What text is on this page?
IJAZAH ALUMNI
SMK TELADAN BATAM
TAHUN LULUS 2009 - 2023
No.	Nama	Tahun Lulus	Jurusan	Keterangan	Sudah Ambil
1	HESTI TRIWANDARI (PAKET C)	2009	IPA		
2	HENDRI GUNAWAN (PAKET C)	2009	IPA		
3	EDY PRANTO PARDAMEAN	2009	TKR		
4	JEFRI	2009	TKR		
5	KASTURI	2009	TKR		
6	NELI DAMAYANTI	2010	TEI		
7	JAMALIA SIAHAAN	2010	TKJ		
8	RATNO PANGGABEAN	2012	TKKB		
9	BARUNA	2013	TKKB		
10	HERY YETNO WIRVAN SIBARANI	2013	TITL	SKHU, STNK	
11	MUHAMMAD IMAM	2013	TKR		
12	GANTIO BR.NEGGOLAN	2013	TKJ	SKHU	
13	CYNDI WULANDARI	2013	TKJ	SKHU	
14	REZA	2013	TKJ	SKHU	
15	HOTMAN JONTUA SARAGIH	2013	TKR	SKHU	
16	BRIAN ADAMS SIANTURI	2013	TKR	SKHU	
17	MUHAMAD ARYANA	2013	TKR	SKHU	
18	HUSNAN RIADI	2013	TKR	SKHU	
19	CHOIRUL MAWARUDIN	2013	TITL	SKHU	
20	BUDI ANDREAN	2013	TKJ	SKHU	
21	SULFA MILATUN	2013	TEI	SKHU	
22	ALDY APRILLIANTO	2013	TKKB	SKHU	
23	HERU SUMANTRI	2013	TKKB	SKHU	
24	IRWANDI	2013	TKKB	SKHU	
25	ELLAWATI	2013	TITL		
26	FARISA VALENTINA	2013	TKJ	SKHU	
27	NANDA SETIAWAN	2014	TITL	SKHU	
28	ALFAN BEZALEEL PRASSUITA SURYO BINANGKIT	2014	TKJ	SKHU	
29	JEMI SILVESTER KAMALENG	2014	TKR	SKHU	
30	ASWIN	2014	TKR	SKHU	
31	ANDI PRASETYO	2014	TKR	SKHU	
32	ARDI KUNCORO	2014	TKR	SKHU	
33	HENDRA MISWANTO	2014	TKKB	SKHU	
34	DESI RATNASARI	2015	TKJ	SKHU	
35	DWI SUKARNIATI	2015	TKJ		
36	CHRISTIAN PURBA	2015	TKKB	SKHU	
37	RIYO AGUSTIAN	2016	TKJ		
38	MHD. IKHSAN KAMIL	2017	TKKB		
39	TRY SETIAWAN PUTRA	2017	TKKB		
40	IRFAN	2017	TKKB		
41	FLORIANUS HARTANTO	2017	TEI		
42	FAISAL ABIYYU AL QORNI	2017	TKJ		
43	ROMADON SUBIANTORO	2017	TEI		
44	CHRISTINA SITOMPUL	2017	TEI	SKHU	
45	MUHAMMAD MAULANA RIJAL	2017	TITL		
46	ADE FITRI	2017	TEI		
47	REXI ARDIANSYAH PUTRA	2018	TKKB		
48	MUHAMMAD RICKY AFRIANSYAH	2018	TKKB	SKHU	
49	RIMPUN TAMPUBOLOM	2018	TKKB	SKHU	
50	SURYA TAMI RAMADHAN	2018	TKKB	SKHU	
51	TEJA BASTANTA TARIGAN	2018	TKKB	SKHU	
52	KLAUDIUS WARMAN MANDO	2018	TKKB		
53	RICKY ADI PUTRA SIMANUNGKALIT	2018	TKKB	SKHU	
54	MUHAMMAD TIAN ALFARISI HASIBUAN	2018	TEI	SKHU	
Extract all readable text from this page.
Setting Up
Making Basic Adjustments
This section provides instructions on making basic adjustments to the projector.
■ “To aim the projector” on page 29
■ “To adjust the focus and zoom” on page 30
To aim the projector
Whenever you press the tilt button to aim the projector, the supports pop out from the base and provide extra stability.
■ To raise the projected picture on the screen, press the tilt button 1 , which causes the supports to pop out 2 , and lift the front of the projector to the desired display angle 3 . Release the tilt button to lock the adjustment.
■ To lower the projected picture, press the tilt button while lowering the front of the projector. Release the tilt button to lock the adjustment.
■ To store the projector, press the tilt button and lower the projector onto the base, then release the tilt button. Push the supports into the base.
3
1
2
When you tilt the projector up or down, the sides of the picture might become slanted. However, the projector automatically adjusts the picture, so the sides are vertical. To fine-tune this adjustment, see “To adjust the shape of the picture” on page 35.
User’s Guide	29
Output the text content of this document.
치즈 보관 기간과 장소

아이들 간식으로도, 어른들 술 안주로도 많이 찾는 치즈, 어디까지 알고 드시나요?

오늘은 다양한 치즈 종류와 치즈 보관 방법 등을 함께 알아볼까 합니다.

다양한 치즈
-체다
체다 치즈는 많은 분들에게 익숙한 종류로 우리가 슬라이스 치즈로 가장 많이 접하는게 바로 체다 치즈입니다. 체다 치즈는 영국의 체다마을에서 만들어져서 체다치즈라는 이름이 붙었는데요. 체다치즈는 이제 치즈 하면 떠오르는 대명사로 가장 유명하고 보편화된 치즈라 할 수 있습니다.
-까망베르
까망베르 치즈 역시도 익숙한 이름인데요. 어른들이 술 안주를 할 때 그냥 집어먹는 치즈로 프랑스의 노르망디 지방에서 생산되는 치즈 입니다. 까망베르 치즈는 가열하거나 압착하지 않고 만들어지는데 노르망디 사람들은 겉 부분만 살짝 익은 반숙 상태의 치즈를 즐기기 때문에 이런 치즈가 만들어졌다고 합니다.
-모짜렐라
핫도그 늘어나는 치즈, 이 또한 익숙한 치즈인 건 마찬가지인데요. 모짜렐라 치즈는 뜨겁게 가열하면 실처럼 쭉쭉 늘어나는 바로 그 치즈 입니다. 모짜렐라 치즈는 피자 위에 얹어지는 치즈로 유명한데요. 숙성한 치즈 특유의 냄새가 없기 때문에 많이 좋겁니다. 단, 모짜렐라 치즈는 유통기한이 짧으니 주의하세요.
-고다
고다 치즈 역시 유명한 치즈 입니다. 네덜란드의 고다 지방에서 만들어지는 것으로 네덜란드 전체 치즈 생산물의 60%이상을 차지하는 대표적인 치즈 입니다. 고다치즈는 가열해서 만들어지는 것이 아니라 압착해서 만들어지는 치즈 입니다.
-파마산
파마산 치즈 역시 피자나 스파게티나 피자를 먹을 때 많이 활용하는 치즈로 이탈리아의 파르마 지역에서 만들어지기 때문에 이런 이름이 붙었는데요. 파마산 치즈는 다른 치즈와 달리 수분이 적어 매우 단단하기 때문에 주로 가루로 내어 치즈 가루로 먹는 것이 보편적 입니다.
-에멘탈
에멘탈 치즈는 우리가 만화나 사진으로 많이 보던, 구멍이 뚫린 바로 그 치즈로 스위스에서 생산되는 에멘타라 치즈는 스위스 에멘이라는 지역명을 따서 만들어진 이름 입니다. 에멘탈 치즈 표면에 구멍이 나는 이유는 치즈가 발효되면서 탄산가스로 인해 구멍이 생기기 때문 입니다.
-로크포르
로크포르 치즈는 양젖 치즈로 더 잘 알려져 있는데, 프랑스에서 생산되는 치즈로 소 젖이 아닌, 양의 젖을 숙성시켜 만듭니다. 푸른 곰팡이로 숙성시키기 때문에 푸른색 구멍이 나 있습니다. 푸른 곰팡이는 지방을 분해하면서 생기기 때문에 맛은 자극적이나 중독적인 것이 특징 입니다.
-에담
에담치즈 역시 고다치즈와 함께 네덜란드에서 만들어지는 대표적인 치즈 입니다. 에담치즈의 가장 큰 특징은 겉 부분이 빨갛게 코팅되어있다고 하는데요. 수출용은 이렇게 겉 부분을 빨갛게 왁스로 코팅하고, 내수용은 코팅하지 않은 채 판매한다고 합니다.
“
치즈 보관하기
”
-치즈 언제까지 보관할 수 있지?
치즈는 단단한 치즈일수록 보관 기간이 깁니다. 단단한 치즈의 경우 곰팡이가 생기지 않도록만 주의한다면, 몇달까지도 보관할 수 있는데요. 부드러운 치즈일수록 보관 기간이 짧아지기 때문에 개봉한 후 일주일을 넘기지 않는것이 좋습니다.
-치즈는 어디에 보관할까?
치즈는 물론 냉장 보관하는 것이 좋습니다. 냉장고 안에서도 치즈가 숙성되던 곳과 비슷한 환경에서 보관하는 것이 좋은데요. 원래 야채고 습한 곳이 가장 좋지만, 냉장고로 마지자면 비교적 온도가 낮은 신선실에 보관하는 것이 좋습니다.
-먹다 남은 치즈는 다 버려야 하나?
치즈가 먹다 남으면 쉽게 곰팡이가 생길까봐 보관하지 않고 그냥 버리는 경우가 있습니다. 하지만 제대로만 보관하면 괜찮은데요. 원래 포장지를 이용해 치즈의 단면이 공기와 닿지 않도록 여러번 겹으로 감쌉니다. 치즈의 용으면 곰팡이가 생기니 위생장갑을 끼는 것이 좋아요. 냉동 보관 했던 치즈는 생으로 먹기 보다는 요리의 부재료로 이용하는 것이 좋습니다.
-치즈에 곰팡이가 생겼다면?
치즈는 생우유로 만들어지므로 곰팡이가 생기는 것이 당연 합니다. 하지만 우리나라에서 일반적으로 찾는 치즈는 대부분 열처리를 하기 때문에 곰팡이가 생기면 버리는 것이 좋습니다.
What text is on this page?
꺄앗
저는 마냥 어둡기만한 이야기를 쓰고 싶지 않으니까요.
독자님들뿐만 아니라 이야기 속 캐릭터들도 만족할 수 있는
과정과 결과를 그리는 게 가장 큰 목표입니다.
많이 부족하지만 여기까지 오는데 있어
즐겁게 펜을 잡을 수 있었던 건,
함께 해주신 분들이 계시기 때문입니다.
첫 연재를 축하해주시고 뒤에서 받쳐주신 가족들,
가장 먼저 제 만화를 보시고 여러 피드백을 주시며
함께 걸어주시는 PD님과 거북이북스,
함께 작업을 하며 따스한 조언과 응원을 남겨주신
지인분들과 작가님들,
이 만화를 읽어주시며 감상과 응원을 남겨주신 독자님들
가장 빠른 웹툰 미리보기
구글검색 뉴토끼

──────

• GIVEN TASK: Write out every line of the preceding listing that contains "모짜렐라".

• SOLUTION TO THIS EXERCISE:
-모짜렐라
핫도그 늘어나는 치즈, 이 또한 익숙한 치즈인 건 마찬가지인데요. 모짜렐라 치즈는 뜨겁게 가열하면 실처럼 쭉쭉 늘어나는 바로 그 치즈 입니다. 모짜렐라 치즈는 피자 위에 얹어지는 치즈로 유명한데요. 숙성한 치즈 특유의 냄새가 없기 때문에 많이 좋겁니다. 단, 모짜렐라 치즈는 유통기한이 짧으니 주의하세요.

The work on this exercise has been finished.